** Saved entries **
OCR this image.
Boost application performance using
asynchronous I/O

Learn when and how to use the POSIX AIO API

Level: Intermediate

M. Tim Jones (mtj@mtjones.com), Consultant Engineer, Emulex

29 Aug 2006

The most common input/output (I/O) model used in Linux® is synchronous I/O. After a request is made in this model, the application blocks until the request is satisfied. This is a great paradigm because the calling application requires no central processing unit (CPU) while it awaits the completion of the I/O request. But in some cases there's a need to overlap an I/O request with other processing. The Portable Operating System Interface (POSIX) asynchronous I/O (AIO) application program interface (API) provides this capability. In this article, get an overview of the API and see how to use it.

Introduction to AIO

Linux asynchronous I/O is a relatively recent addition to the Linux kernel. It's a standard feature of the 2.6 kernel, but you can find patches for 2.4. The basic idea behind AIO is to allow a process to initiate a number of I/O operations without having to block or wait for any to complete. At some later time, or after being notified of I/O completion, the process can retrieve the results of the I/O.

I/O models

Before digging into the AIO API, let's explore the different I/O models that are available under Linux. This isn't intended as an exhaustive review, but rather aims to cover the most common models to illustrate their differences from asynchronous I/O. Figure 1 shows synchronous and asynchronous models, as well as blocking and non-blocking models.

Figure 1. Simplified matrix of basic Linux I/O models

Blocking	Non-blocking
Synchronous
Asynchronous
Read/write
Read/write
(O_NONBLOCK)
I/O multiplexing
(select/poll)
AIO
--
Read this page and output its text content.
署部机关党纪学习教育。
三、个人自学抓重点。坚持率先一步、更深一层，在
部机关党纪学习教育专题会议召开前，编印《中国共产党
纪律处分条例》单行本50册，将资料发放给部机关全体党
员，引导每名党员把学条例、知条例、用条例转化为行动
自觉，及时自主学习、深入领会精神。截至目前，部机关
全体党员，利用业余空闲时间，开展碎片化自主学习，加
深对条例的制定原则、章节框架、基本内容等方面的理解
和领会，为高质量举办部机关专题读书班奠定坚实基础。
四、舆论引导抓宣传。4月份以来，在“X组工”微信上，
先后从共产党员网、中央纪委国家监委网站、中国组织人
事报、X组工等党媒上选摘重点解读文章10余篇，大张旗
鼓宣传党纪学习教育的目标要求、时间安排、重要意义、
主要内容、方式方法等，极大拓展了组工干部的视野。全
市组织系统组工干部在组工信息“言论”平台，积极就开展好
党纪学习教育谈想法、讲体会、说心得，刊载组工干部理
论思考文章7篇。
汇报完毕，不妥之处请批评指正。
==
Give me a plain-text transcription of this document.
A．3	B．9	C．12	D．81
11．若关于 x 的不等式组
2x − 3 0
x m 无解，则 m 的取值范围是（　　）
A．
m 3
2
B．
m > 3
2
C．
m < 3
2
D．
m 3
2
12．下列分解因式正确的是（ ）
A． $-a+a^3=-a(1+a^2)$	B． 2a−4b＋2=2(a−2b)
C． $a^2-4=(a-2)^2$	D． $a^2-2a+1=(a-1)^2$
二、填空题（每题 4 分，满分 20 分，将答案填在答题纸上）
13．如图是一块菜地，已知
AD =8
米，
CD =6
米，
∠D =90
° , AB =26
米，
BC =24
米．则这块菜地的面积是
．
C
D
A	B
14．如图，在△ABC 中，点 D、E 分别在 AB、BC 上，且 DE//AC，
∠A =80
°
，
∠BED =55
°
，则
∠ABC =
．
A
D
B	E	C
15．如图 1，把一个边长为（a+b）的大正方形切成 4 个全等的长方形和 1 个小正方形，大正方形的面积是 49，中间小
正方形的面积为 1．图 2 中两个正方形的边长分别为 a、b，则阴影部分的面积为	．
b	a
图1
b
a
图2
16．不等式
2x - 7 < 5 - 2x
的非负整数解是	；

** Your goal **
Take every line from the data that contains the word "models".

** Answer **
I/O models
Before digging into the AIO API, let's explore the different I/O models that are available under Linux. This isn't intended as an exhaustive review, but rather aims to cover the most common models to illustrate their differences from asynchronous I/O. Figure 1 shows synchronous and asynchronous models, as well as blocking and non-blocking models.
Figure 1. Simplified matrix of basic Linux I/O models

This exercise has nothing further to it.